• [ACTIVITY]:
Answer these questions from the abstract below.
1. From how many obligate carriers of XSCID were B cells analyzed?
2. Which virus was used to stimulate the B cells before the hybrids were made?
3. Which subset of B cells showed normal random X chromosome inactivation?

• [QUOTED PASSAGE]:
- Opening Delimiter -
Nonrandom X chromosome inactivation in B cells from carriers of X chromosome-linked severe combined immunodeficiency

Abstract

X chromosome-linked severe combined immunodeficiency (XSCID) is characterized by markedly reduced numbers of T cells, the absence of proliferative responses to mitogens, and hypogammaglobulinemia but normal or elevated numbers of B cells. To determine if the failure of the B cells to produce immunoglobulin might be due to expression of the XSCID gene defect in B-lineage cells as well as T cells, we analyzed patterns of X chromosome inactivation in B cells from nine obligate carriers of this disorder. A series of somatic cell hybrids that selectively retained the active X chromosome was produced from Epstein-Barr virus-stimulated B cells from each woman. To distinguish between the two X chromosomes, the hybrids from each woman were analyzed using an X-linked restriction fragment length polymorphism for which the woman in question was heterozygous. In all obligate carriers of XSCID, the B-cell hybrids demonstrated preferential use of a single X chromosome, the nonmutant X, as the active X. To determine if the small number of B-cell hybrids that contained the mutant X were derived from an immature subset of B cells, lymphocytes from three carriers were separated into surface IgM positive and surface IgM negative B cells prior to exposure to Epstein-Barr virus and production of B-cell hybrids. The results demonstrated normal random X chromosome inactivation in B-cell hybrids derived from the less mature surface IgM positive B cells. In contrast, the pattern of X chromosome inactivation in the surface IgM negative B cells, which had undergone further replication and differentiation, was significantly nonrandom in all three experiments [logarithm of odds (lod) score greater than 3.0]. These results suggest that the XSCID gene product has a direct effect on B cells as well as T cells and is required during B-cell maturation.
- Closing Delimiter -
• [Document layout analysis data]:
- Opening Delimiter -
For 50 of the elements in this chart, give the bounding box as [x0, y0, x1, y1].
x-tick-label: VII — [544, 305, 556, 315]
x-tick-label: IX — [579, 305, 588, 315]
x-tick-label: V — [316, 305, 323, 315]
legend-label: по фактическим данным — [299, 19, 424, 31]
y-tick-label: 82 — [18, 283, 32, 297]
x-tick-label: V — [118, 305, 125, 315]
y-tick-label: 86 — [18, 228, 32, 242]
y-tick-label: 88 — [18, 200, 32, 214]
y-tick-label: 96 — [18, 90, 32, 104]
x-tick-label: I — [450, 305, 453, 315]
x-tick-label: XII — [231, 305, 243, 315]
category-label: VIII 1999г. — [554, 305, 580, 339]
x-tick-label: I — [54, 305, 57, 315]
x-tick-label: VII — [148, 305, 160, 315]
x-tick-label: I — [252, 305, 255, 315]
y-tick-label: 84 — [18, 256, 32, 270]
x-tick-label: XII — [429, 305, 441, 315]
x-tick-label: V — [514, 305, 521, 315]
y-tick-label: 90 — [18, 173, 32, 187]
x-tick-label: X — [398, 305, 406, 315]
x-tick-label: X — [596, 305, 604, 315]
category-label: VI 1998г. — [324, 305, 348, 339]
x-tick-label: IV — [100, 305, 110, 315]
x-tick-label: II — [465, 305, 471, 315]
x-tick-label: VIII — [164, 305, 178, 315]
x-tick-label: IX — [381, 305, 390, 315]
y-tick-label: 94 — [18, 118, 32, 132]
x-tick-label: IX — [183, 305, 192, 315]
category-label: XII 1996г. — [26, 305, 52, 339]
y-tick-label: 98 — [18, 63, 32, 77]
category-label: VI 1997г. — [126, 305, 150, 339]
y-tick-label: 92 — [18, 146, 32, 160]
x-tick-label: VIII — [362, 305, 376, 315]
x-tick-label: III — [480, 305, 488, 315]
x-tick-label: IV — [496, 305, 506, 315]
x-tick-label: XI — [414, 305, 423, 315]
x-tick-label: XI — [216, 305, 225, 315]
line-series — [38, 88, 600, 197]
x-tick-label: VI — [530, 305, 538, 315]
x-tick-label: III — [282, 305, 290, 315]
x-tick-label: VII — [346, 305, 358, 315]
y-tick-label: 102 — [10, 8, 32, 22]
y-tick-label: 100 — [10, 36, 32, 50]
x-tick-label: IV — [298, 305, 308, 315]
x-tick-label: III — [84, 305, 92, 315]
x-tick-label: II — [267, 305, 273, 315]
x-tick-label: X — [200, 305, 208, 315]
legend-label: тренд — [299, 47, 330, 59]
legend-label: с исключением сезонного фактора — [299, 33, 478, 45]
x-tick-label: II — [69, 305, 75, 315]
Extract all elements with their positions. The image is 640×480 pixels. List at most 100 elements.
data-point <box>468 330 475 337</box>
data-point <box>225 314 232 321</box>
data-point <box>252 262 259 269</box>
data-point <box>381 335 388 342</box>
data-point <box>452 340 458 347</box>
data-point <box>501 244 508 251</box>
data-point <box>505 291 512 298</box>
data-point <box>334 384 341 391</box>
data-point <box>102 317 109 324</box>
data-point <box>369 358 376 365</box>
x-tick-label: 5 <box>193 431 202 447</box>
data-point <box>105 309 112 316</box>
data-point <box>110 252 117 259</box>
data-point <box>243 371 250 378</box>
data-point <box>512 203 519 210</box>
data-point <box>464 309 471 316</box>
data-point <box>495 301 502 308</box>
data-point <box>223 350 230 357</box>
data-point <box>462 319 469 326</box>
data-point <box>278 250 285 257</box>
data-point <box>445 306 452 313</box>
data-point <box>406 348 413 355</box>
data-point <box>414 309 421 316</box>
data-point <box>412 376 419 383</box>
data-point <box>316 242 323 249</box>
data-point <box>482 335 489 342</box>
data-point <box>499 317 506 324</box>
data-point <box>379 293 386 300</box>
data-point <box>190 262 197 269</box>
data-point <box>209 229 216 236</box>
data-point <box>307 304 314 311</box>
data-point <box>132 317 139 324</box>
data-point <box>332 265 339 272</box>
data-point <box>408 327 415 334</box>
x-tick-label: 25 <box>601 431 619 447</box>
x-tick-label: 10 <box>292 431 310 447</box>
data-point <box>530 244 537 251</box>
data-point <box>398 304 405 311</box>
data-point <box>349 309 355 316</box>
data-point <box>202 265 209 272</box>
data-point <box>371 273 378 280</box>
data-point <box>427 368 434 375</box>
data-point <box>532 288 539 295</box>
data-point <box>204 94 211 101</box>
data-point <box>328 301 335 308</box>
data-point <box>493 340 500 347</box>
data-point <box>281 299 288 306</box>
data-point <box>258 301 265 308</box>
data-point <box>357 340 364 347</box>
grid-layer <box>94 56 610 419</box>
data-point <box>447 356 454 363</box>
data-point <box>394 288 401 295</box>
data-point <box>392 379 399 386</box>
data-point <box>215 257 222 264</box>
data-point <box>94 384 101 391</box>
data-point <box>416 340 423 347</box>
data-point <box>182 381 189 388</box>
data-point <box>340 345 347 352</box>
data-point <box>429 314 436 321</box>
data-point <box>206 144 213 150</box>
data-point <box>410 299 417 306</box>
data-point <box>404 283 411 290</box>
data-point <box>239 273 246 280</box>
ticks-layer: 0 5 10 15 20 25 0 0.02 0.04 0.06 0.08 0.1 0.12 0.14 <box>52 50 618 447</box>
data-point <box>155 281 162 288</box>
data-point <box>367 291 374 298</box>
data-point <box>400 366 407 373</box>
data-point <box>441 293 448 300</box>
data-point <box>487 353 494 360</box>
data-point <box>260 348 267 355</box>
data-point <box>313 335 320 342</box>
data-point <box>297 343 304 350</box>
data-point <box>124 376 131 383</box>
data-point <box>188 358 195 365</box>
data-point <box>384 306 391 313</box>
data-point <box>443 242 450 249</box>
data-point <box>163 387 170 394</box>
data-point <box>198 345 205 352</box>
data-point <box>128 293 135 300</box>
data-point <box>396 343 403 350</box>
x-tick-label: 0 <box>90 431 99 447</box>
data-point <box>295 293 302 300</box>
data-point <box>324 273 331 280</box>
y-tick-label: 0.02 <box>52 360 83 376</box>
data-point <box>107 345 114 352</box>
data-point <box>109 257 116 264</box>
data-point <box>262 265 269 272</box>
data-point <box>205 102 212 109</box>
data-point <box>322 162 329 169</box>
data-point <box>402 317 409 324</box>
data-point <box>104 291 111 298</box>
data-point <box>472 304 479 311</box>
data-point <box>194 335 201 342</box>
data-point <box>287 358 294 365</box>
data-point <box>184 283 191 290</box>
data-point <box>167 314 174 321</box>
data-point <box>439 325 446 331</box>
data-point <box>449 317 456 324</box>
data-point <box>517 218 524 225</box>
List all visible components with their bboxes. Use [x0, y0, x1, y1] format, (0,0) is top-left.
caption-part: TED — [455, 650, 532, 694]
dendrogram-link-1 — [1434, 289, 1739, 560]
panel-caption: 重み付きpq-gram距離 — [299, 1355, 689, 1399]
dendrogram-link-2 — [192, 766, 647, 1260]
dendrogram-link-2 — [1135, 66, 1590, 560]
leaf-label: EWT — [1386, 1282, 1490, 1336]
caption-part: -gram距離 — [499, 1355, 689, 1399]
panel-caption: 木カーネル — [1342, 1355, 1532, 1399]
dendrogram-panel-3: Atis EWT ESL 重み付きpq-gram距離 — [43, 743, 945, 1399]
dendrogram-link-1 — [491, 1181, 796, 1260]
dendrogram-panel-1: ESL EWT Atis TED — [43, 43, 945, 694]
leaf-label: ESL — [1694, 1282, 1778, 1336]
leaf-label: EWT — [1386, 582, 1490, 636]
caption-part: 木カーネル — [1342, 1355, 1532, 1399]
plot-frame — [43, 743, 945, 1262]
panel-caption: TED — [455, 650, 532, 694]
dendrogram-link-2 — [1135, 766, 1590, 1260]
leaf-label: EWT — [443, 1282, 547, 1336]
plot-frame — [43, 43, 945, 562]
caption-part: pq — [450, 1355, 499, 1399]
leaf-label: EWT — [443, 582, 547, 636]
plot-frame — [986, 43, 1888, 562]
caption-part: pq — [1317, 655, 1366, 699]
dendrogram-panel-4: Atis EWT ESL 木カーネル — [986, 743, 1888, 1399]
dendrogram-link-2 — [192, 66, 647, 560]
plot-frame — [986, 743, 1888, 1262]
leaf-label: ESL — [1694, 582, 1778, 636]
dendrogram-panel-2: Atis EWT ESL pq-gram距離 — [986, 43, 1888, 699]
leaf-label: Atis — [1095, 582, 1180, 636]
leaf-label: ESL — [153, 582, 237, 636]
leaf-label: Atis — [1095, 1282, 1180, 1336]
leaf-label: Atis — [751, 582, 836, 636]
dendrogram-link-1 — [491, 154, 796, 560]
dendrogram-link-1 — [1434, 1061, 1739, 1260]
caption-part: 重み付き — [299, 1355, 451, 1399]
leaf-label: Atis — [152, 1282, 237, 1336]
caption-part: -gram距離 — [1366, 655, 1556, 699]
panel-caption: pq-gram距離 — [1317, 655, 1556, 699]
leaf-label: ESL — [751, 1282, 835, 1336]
- Closing Delimiter -
• [TASK OUTPUT]:
1. Nine
2. Epstein-Barr virus
3. The surface IgM positive B cells